Look through the data below and work out how many lines hold "Lenkunterstützung"; state only the number.

---------- SUPPLIED INFORMATION

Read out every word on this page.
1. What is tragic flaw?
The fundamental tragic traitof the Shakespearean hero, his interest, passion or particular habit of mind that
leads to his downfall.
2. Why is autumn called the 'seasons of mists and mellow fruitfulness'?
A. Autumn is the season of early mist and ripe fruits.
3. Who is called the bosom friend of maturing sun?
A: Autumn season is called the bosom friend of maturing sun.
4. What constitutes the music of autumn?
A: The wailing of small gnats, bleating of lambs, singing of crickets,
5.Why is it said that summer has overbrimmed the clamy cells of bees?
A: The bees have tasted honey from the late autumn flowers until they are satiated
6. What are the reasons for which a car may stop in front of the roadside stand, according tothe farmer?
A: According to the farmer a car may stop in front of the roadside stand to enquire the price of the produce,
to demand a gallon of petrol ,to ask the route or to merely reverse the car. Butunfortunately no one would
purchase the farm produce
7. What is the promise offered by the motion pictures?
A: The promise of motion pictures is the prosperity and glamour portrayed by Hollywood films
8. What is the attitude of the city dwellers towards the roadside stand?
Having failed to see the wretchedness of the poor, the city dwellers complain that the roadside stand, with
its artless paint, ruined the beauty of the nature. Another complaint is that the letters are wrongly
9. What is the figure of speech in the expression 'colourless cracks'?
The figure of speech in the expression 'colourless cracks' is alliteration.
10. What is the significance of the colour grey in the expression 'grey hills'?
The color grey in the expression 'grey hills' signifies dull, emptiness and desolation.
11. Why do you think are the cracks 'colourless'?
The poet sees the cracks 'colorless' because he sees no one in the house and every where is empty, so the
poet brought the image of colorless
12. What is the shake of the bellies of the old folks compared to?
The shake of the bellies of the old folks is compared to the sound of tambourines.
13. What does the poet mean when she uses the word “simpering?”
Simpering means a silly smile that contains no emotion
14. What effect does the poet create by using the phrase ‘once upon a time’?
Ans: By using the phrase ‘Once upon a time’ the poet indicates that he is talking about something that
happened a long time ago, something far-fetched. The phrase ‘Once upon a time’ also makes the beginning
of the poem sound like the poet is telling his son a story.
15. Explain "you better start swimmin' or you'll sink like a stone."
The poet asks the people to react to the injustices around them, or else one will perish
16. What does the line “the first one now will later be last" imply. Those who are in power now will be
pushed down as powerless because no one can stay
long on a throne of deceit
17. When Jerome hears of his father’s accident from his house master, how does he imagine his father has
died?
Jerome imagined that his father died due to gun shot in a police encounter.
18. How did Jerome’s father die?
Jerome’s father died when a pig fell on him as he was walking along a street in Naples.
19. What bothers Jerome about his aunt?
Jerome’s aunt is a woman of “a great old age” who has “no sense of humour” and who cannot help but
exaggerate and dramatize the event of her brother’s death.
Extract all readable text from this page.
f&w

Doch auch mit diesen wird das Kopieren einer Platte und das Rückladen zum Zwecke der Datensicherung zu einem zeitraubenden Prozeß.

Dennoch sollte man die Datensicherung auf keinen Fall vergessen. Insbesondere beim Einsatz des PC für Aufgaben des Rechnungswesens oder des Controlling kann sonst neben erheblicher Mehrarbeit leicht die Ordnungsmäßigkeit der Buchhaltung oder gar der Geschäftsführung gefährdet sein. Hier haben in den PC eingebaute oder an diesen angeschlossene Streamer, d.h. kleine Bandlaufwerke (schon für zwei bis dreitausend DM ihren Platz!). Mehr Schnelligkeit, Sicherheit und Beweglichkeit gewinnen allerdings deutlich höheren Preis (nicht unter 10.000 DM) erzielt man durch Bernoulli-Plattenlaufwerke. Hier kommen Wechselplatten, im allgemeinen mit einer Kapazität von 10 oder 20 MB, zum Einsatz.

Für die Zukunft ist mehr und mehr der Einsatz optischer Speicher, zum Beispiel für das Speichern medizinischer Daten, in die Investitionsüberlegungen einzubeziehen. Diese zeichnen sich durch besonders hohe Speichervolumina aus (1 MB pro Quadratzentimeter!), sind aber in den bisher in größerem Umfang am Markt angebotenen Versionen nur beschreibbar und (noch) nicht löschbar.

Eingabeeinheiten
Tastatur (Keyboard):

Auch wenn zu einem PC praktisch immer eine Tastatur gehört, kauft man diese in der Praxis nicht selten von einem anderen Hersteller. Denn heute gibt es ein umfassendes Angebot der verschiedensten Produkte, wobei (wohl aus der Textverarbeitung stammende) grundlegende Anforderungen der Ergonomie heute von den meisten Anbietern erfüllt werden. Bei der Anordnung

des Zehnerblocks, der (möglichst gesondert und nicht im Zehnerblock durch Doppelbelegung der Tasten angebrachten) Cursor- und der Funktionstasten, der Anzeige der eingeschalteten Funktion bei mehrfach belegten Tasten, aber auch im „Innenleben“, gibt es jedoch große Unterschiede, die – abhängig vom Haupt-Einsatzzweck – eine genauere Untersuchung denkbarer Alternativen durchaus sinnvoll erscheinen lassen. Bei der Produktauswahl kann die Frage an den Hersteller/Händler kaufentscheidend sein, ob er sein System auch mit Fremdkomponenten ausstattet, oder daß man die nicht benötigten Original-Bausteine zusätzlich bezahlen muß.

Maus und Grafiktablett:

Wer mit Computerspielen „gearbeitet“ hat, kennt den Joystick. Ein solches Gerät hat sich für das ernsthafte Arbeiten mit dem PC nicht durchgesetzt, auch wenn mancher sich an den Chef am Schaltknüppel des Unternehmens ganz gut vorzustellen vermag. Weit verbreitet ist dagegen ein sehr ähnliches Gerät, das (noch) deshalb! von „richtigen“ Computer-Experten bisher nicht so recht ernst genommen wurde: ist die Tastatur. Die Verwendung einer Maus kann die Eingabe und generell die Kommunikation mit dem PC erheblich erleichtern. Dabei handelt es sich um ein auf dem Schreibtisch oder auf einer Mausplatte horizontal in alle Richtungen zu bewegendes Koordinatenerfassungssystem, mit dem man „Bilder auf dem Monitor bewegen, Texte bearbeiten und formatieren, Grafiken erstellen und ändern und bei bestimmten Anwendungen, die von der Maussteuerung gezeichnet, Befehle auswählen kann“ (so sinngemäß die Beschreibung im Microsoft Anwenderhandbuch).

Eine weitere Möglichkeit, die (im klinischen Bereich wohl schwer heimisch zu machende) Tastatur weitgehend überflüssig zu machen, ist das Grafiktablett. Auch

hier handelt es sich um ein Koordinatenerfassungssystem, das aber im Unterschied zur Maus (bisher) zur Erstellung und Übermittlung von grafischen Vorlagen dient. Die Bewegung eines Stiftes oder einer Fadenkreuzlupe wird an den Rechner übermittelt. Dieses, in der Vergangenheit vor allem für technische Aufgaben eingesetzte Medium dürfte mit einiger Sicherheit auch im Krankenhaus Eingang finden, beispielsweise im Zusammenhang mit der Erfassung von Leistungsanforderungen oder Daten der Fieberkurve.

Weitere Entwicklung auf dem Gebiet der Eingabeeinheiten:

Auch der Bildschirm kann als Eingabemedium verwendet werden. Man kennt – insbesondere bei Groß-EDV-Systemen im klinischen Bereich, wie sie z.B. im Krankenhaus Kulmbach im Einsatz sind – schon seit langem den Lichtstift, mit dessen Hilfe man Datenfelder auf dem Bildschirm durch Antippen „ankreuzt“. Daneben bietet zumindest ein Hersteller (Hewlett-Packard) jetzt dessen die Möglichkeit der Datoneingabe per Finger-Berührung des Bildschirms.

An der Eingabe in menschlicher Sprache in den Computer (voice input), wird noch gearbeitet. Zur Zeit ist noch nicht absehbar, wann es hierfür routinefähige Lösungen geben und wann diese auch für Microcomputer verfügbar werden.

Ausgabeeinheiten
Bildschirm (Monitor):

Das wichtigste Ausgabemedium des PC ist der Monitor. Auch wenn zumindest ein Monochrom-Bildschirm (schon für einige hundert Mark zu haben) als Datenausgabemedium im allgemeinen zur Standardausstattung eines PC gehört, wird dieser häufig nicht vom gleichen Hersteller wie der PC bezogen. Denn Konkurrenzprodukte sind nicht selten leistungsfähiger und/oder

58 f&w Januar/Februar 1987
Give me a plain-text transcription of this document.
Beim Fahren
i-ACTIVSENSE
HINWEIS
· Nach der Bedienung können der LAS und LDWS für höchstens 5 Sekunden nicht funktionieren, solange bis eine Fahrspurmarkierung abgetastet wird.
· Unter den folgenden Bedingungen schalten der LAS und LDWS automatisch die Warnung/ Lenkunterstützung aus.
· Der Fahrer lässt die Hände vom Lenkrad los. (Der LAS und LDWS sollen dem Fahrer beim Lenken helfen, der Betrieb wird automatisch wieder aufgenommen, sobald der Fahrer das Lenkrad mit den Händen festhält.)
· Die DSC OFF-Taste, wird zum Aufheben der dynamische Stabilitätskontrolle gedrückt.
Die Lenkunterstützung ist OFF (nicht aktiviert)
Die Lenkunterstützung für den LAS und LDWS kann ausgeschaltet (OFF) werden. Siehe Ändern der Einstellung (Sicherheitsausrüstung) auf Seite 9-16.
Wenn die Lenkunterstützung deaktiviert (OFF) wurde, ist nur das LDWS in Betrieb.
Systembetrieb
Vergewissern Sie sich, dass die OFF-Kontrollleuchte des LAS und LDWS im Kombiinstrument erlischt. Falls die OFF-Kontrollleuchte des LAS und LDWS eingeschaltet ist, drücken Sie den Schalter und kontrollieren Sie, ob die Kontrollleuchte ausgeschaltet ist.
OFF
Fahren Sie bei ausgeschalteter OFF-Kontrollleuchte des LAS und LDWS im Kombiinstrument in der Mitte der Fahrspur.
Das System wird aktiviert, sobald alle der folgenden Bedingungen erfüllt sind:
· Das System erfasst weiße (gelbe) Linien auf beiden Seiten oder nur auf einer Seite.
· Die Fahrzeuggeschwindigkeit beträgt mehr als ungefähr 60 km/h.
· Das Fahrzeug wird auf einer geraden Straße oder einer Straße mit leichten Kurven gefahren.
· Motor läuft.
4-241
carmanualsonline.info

--------------------

EXPECTED OUTPUT: 4